-- START Information provided --

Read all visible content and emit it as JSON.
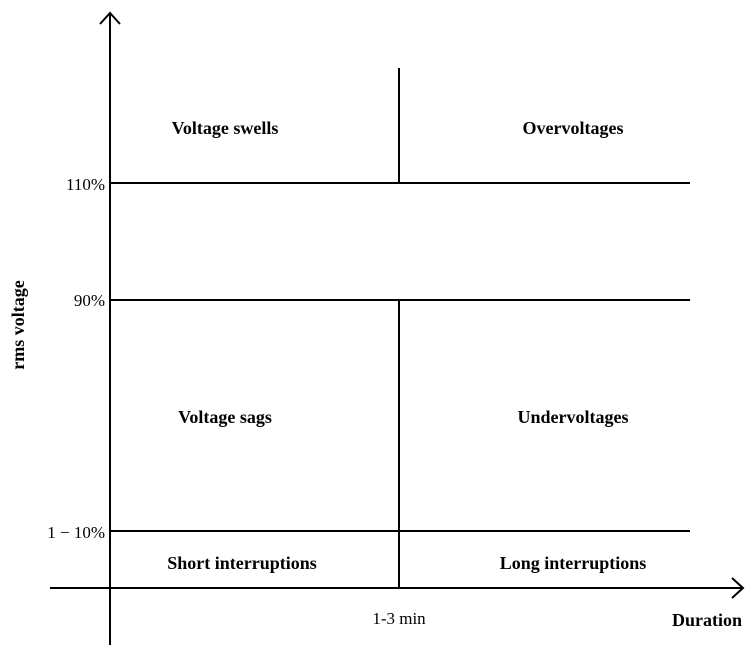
{
  "axes": {
    "y_label": "rms voltage",
    "x_label": "Duration"
  },
  "y_levels": [
    "110%",
    "90%",
    "1 − 10%"
  ],
  "x_levels": [
    "1-3 min"
  ],
  "regions": [
    {
      "label": "Voltage swells"
    },
    {
      "label": "Overvoltages"
    },
    {
      "label": "Voltage sags"
    },
    {
      "label": "Undervoltages"
    },
    {
      "label": "Short interruptions"
    },
    {
      "label": "Long interruptions"
    }
  ]
}
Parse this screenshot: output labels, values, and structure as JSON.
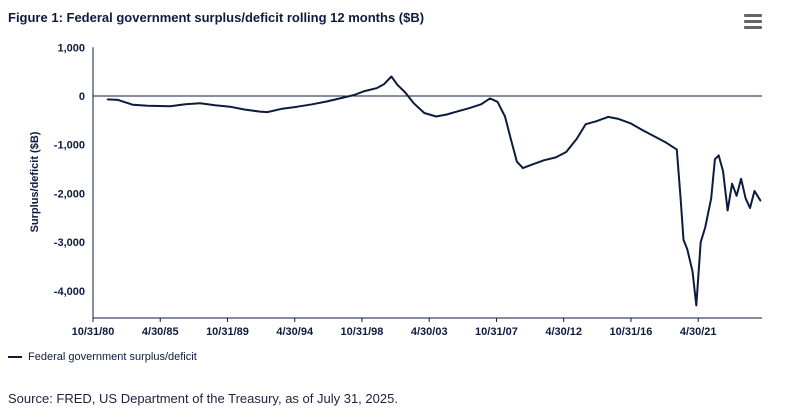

-- END Information provided --

#### Task requirements:
Write out the records above exactly as they appear, leaving out any pictures.

#### Response to this exercise:
Read all visible content and emit it as JSON.
{
  "axes": {
    "y_label": "rms voltage",
    "x_label": "Duration"
  },
  "y_levels": [
    "110%",
    "90%",
    "1 − 10%"
  ],
  "x_levels": [
    "1-3 min"
  ],
  "regions": [
    {
      "label": "Voltage swells"
    },
    {
      "label": "Overvoltages"
    },
    {
      "label": "Voltage sags"
    },
    {
      "label": "Undervoltages"
    },
    {
      "label": "Short interruptions"
    },
    {
      "label": "Long interruptions"
    }
  ]
}
Parse this screenshot: output labels, values, and structure as JSON.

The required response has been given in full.